━━ Extracted entries ━━

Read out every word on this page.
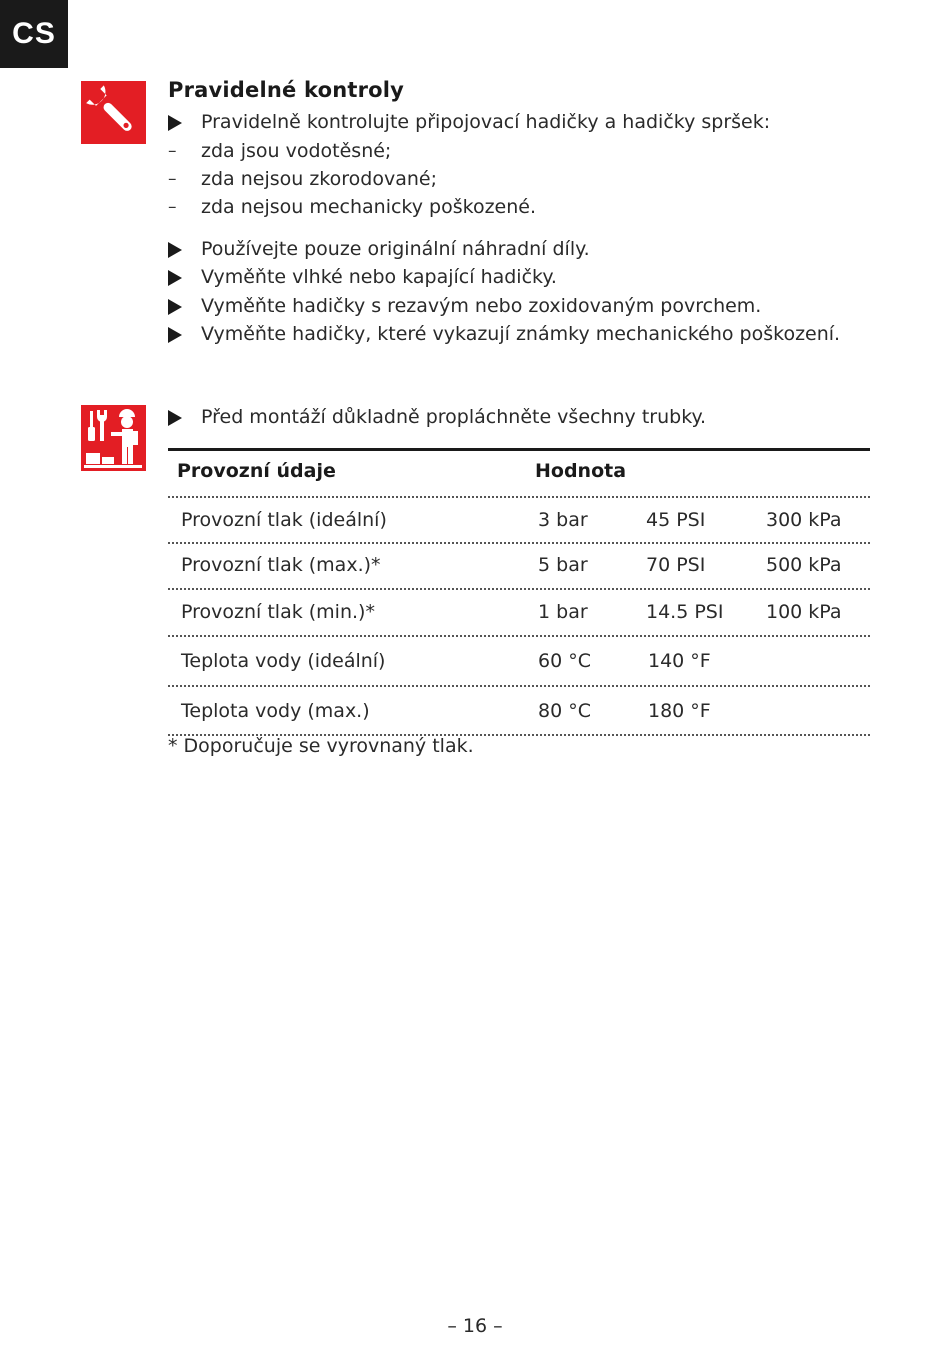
CS
Pravidelné kontroly
Pravidelně kontrolujte připojovací hadičky a hadičky spršek:
–	zda jsou vodotěsné;
–	zda nejsou zkorodované;
–	zda nejsou mechanicky poškozené.
Používejte pouze originální náhradní díly.
Vyměňte vlhké nebo kapající hadičky.
Vyměňte hadičky s rezavým nebo zoxidovaným povrchem.
Vyměňte hadičky, které vykazují známky mechanického poškození.
Před montáží důkladně propláchněte všechny trubky.
Provozní údaje	Hodnota
Provozní tlak (ideální)	3 bar	45 PSI	300 kPa
Provozní tlak (max.)*	5 bar	70 PSI	500 kPa
Provozní tlak (min.)*	1 bar	14.5 PSI 100 kPa
Teplota vody (ideální)	60 °C	140 °F
Teplota vody (max.)	80 °C	180 °F
* Doporučuje se vyrovnaný tlak.
– 16 –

━━━

What you have to do - Give the number of lines in the records that contain the string "Provozní", and nothing besides.

Task output - 4